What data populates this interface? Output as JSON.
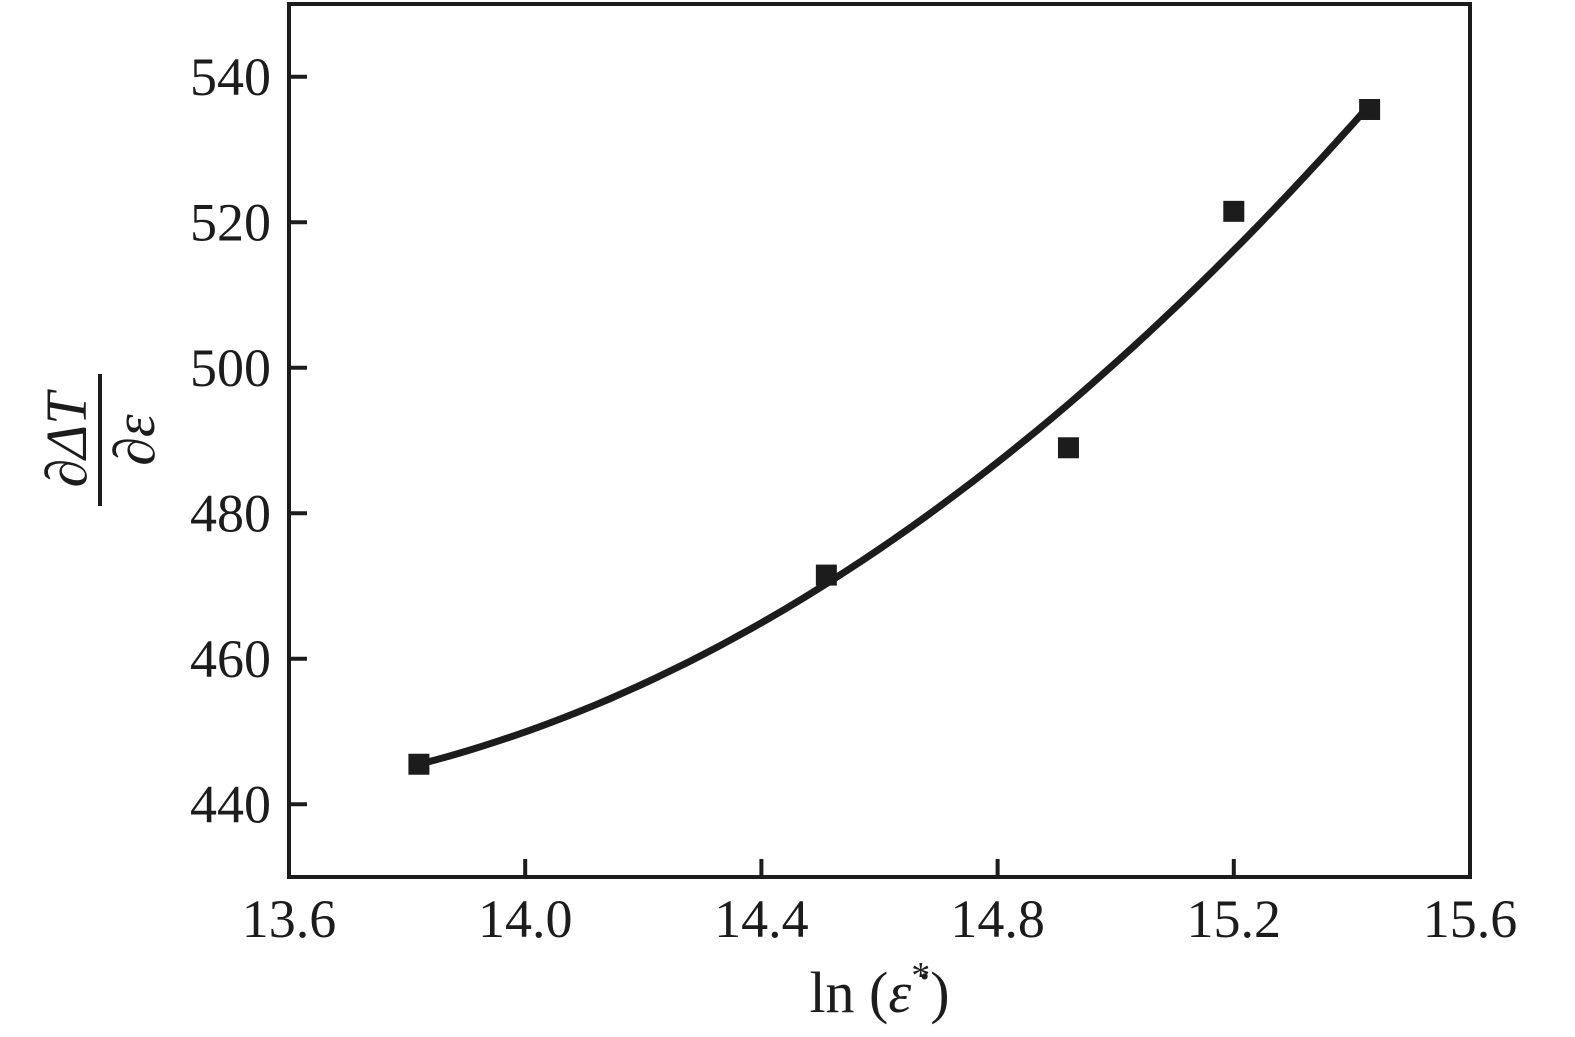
{
  "figure": {
    "background": "#ffffff"
  },
  "chart_data": {
    "type": "scatter",
    "title": "",
    "xlabel": {
      "full": "ln (ε̇*)",
      "prefix": "ln (",
      "symbol": "ε̇",
      "superscript": "*",
      "suffix": ")"
    },
    "ylabel": {
      "full": "∂ΔT/∂ε",
      "numerator": "∂ΔT",
      "denominator": "∂ε"
    },
    "xlim": [
      13.6,
      15.6
    ],
    "ylim": [
      430,
      550
    ],
    "xticks": [
      {
        "value": 13.6,
        "label": "13.6"
      },
      {
        "value": 14.0,
        "label": "14.0"
      },
      {
        "value": 14.4,
        "label": "14.4"
      },
      {
        "value": 14.8,
        "label": "14.8"
      },
      {
        "value": 15.2,
        "label": "15.2"
      },
      {
        "value": 15.6,
        "label": "15.6"
      }
    ],
    "yticks": [
      {
        "value": 440,
        "label": "440"
      },
      {
        "value": 460,
        "label": "460"
      },
      {
        "value": 480,
        "label": "480"
      },
      {
        "value": 500,
        "label": "500"
      },
      {
        "value": 520,
        "label": "520"
      },
      {
        "value": 540,
        "label": "540"
      }
    ],
    "grid": false,
    "legend": null,
    "colors": {
      "axis": "#1c1c1c",
      "marker": "#1c1c1c",
      "line": "#1c1c1c",
      "background": "#ffffff"
    },
    "series": [
      {
        "name": "measured-points",
        "type": "scatter",
        "marker": "filled-square",
        "points": [
          {
            "x": 13.82,
            "y": 445.5
          },
          {
            "x": 14.51,
            "y": 471.5
          },
          {
            "x": 14.92,
            "y": 489.0
          },
          {
            "x": 15.2,
            "y": 521.5
          },
          {
            "x": 15.43,
            "y": 535.5
          }
        ]
      },
      {
        "name": "fit-curve",
        "type": "line",
        "fit": {
          "form": "quadratic",
          "t_origin": 13.82,
          "c0": 445.5,
          "c1": 20.7,
          "c2": 22.1,
          "domain": [
            13.82,
            15.43
          ]
        }
      }
    ]
  }
}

EXERCISE INSTRUCTIONS:
Repeat the data exactly, excluding the pictures.

TASK SOLUTION:
What data populates this interface? Output as JSON.
{
  "figure": {
    "background": "#ffffff"
  },
  "chart_data": {
    "type": "scatter",
    "title": "",
    "xlabel": {
      "full": "ln (ε̇*)",
      "prefix": "ln (",
      "symbol": "ε̇",
      "superscript": "*",
      "suffix": ")"
    },
    "ylabel": {
      "full": "∂ΔT/∂ε",
      "numerator": "∂ΔT",
      "denominator": "∂ε"
    },
    "xlim": [
      13.6,
      15.6
    ],
    "ylim": [
      430,
      550
    ],
    "xticks": [
      {
        "value": 13.6,
        "label": "13.6"
      },
      {
        "value": 14.0,
        "label": "14.0"
      },
      {
        "value": 14.4,
        "label": "14.4"
      },
      {
        "value": 14.8,
        "label": "14.8"
      },
      {
        "value": 15.2,
        "label": "15.2"
      },
      {
        "value": 15.6,
        "label": "15.6"
      }
    ],
    "yticks": [
      {
        "value": 440,
        "label": "440"
      },
      {
        "value": 460,
        "label": "460"
      },
      {
        "value": 480,
        "label": "480"
      },
      {
        "value": 500,
        "label": "500"
      },
      {
        "value": 520,
        "label": "520"
      },
      {
        "value": 540,
        "label": "540"
      }
    ],
    "grid": false,
    "legend": null,
    "colors": {
      "axis": "#1c1c1c",
      "marker": "#1c1c1c",
      "line": "#1c1c1c",
      "background": "#ffffff"
    },
    "series": [
      {
        "name": "measured-points",
        "type": "scatter",
        "marker": "filled-square",
        "points": [
          {
            "x": 13.82,
            "y": 445.5
          },
          {
            "x": 14.51,
            "y": 471.5
          },
          {
            "x": 14.92,
            "y": 489.0
          },
          {
            "x": 15.2,
            "y": 521.5
          },
          {
            "x": 15.43,
            "y": 535.5
          }
        ]
      },
      {
        "name": "fit-curve",
        "type": "line",
        "fit": {
          "form": "quadratic",
          "t_origin": 13.82,
          "c0": 445.5,
          "c1": 20.7,
          "c2": 22.1,
          "domain": [
            13.82,
            15.43
          ]
        }
      }
    ]
  }
}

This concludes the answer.